Problem statement
Extract every entry in the listing below and reproduce each line exactly as it appears.

— START OF Data in this exercise —

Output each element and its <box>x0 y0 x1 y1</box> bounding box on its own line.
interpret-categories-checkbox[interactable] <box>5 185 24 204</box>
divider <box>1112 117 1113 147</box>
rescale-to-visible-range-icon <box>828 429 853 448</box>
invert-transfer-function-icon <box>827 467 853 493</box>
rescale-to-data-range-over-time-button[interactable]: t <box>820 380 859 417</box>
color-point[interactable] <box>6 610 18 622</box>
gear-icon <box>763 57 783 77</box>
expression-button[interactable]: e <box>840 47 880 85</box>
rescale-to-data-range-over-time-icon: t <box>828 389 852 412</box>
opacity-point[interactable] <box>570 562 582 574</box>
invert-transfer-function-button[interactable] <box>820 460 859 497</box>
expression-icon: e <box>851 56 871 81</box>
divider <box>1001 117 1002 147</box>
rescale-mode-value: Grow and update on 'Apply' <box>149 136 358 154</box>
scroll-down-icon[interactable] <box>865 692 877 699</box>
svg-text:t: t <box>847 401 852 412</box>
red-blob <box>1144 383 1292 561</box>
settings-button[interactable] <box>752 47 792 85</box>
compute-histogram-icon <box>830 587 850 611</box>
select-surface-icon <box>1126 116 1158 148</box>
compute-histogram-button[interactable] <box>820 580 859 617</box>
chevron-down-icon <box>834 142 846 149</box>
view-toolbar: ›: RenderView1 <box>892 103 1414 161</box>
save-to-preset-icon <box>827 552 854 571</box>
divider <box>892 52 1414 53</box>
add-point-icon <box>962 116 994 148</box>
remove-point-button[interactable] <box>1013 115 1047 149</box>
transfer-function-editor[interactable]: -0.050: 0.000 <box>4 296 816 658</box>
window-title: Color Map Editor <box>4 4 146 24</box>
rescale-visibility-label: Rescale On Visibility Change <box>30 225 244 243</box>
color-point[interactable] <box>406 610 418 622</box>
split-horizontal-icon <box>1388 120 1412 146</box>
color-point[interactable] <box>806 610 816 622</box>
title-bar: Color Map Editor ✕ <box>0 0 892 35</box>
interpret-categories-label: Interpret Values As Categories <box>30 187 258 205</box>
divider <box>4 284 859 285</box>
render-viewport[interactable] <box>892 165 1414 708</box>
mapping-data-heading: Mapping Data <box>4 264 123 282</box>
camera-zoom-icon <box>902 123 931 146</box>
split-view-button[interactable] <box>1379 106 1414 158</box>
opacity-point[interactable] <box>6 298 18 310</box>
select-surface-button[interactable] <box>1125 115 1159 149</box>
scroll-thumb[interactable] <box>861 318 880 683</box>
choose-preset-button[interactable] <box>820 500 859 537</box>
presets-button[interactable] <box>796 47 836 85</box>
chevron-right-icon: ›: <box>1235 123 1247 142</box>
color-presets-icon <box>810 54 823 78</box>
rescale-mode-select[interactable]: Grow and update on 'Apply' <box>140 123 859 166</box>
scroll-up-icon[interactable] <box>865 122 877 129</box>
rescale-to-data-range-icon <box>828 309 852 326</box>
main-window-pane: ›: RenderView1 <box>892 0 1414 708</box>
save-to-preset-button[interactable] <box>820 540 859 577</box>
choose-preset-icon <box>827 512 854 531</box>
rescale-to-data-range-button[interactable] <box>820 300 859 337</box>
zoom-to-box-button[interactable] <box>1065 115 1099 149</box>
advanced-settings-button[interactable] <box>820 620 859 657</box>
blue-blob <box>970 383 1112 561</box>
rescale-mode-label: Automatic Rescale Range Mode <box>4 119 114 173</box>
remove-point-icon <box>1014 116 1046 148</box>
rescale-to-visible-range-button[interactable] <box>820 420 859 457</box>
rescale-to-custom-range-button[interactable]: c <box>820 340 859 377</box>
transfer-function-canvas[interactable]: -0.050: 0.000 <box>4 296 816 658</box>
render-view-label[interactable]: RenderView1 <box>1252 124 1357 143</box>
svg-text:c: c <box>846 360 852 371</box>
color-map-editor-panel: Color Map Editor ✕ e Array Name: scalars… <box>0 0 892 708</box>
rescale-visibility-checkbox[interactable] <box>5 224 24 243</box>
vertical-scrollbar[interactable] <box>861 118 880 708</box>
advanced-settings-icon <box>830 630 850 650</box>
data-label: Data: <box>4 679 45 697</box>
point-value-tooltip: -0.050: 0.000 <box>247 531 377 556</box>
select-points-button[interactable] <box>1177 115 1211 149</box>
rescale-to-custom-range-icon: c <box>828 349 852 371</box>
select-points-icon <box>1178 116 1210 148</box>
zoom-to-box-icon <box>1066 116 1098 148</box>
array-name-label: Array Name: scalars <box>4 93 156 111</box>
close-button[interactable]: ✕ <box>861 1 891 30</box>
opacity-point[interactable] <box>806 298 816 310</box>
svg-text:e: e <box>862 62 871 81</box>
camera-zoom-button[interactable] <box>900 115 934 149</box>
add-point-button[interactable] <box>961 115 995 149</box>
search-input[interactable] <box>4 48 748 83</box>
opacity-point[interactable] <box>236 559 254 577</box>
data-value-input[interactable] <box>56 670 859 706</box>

— END OF Data in this exercise —

Output for this task
Output each element and its <box>x0 y0 x1 y1</box> bounding box on its own line.
interpret-categories-checkbox[interactable] <box>5 185 24 204</box>
divider <box>1112 117 1113 147</box>
rescale-to-visible-range-icon <box>828 429 853 448</box>
invert-transfer-function-icon <box>827 467 853 493</box>
rescale-to-data-range-over-time-button[interactable]: t <box>820 380 859 417</box>
color-point[interactable] <box>6 610 18 622</box>
gear-icon <box>763 57 783 77</box>
expression-button[interactable]: e <box>840 47 880 85</box>
rescale-to-data-range-over-time-icon: t <box>828 389 852 412</box>
opacity-point[interactable] <box>570 562 582 574</box>
invert-transfer-function-button[interactable] <box>820 460 859 497</box>
expression-icon: e <box>851 56 871 81</box>
divider <box>1001 117 1002 147</box>
rescale-mode-value: Grow and update on 'Apply' <box>149 136 358 154</box>
scroll-down-icon[interactable] <box>865 692 877 699</box>
svg-text:t: t <box>847 401 852 412</box>
red-blob <box>1144 383 1292 561</box>
settings-button[interactable] <box>752 47 792 85</box>
compute-histogram-icon <box>830 587 850 611</box>
select-surface-icon <box>1126 116 1158 148</box>
compute-histogram-button[interactable] <box>820 580 859 617</box>
chevron-down-icon <box>834 142 846 149</box>
view-toolbar: ›: RenderView1 <box>892 103 1414 161</box>
save-to-preset-icon <box>827 552 854 571</box>
divider <box>892 52 1414 53</box>
add-point-icon <box>962 116 994 148</box>
remove-point-button[interactable] <box>1013 115 1047 149</box>
transfer-function-editor[interactable]: -0.050: 0.000 <box>4 296 816 658</box>
window-title: Color Map Editor <box>4 4 146 24</box>
rescale-visibility-label: Rescale On Visibility Change <box>30 225 244 243</box>
color-point[interactable] <box>406 610 418 622</box>
split-horizontal-icon <box>1388 120 1412 146</box>
color-point[interactable] <box>806 610 816 622</box>
title-bar: Color Map Editor ✕ <box>0 0 892 35</box>
interpret-categories-label: Interpret Values As Categories <box>30 187 258 205</box>
divider <box>4 284 859 285</box>
render-viewport[interactable] <box>892 165 1414 708</box>
mapping-data-heading: Mapping Data <box>4 264 123 282</box>
camera-zoom-icon <box>902 123 931 146</box>
split-view-button[interactable] <box>1379 106 1414 158</box>
opacity-point[interactable] <box>6 298 18 310</box>
select-surface-button[interactable] <box>1125 115 1159 149</box>
scroll-thumb[interactable] <box>861 318 880 683</box>
choose-preset-button[interactable] <box>820 500 859 537</box>
presets-button[interactable] <box>796 47 836 85</box>
chevron-right-icon: ›: <box>1235 123 1247 142</box>
color-presets-icon <box>810 54 823 78</box>
rescale-mode-select[interactable]: Grow and update on 'Apply' <box>140 123 859 166</box>
scroll-up-icon[interactable] <box>865 122 877 129</box>
rescale-to-data-range-icon <box>828 309 852 326</box>
main-window-pane: ›: RenderView1 <box>892 0 1414 708</box>
save-to-preset-button[interactable] <box>820 540 859 577</box>
choose-preset-icon <box>827 512 854 531</box>
rescale-to-data-range-button[interactable] <box>820 300 859 337</box>
zoom-to-box-button[interactable] <box>1065 115 1099 149</box>
advanced-settings-button[interactable] <box>820 620 859 657</box>
blue-blob <box>970 383 1112 561</box>
rescale-mode-label: Automatic Rescale Range Mode <box>4 119 114 173</box>
remove-point-icon <box>1014 116 1046 148</box>
rescale-to-visible-range-button[interactable] <box>820 420 859 457</box>
rescale-to-custom-range-button[interactable]: c <box>820 340 859 377</box>
transfer-function-canvas[interactable]: -0.050: 0.000 <box>4 296 816 658</box>
render-view-label[interactable]: RenderView1 <box>1252 124 1357 143</box>
svg-text:c: c <box>846 360 852 371</box>
color-map-editor-panel: Color Map Editor ✕ e Array Name: scalars… <box>0 0 892 708</box>
rescale-visibility-checkbox[interactable] <box>5 224 24 243</box>
vertical-scrollbar[interactable] <box>861 118 880 708</box>
advanced-settings-icon <box>830 630 850 650</box>
data-label: Data: <box>4 679 45 697</box>
point-value-tooltip: -0.050: 0.000 <box>247 531 377 556</box>
select-points-button[interactable] <box>1177 115 1211 149</box>
rescale-to-custom-range-icon: c <box>828 349 852 371</box>
select-points-icon <box>1178 116 1210 148</box>
zoom-to-box-icon <box>1066 116 1098 148</box>
array-name-label: Array Name: scalars <box>4 93 156 111</box>
close-button[interactable]: ✕ <box>861 1 891 30</box>
opacity-point[interactable] <box>806 298 816 310</box>
svg-text:e: e <box>862 62 871 81</box>
camera-zoom-button[interactable] <box>900 115 934 149</box>
add-point-button[interactable] <box>961 115 995 149</box>
search-input[interactable] <box>4 48 748 83</box>
opacity-point[interactable] <box>236 559 254 577</box>
data-value-input[interactable] <box>56 670 859 706</box>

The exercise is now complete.